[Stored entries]
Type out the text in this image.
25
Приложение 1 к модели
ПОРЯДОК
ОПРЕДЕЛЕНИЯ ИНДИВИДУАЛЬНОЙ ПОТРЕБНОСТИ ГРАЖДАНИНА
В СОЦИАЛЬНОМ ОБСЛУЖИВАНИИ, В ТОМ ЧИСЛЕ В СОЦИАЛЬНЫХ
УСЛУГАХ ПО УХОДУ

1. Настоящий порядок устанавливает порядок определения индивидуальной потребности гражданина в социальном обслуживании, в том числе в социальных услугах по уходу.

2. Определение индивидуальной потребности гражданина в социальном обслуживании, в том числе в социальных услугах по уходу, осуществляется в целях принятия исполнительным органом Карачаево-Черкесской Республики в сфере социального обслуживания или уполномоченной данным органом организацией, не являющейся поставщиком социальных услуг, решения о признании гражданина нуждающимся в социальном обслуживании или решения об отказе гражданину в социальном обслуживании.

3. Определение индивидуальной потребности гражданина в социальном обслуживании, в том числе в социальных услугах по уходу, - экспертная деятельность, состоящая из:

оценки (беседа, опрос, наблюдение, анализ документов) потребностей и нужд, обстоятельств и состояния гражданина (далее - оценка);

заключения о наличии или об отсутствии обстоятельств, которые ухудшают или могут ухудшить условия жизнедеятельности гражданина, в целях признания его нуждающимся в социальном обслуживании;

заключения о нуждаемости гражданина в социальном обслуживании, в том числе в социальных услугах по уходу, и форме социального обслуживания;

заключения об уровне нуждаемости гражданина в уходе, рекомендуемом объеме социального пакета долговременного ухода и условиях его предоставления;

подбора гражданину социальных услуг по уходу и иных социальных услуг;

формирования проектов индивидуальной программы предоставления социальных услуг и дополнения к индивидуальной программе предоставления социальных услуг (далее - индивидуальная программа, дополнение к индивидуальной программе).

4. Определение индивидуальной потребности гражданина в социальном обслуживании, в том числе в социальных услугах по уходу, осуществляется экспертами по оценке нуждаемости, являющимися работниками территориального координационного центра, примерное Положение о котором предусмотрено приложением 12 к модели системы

▶ [Work required]
Repeat the entries above exactly, leaving nothing out.

▶ [The reply]
Type out the text in this image.
25
Приложение 1 к модели
ПОРЯДОК
ОПРЕДЕЛЕНИЯ ИНДИВИДУАЛЬНОЙ ПОТРЕБНОСТИ ГРАЖДАНИНА
В СОЦИАЛЬНОМ ОБСЛУЖИВАНИИ, В ТОМ ЧИСЛЕ В СОЦИАЛЬНЫХ
УСЛУГАХ ПО УХОДУ

1. Настоящий порядок устанавливает порядок определения индивидуальной потребности гражданина в социальном обслуживании, в том числе в социальных услугах по уходу.

2. Определение индивидуальной потребности гражданина в социальном обслуживании, в том числе в социальных услугах по уходу, осуществляется в целях принятия исполнительным органом Карачаево-Черкесской Республики в сфере социального обслуживания или уполномоченной данным органом организацией, не являющейся поставщиком социальных услуг, решения о признании гражданина нуждающимся в социальном обслуживании или решения об отказе гражданину в социальном обслуживании.

3. Определение индивидуальной потребности гражданина в социальном обслуживании, в том числе в социальных услугах по уходу, - экспертная деятельность, состоящая из:

оценки (беседа, опрос, наблюдение, анализ документов) потребностей и нужд, обстоятельств и состояния гражданина (далее - оценка);

заключения о наличии или об отсутствии обстоятельств, которые ухудшают или могут ухудшить условия жизнедеятельности гражданина, в целях признания его нуждающимся в социальном обслуживании;

заключения о нуждаемости гражданина в социальном обслуживании, в том числе в социальных услугах по уходу, и форме социального обслуживания;

заключения об уровне нуждаемости гражданина в уходе, рекомендуемом объеме социального пакета долговременного ухода и условиях его предоставления;

подбора гражданину социальных услуг по уходу и иных социальных услуг;

формирования проектов индивидуальной программы предоставления социальных услуг и дополнения к индивидуальной программе предоставления социальных услуг (далее - индивидуальная программа, дополнение к индивидуальной программе).

4. Определение индивидуальной потребности гражданина в социальном обслуживании, в том числе в социальных услугах по уходу, осуществляется экспертами по оценке нуждаемости, являющимися работниками территориального координационного центра, примерное Положение о котором предусмотрено приложением 12 к модели системы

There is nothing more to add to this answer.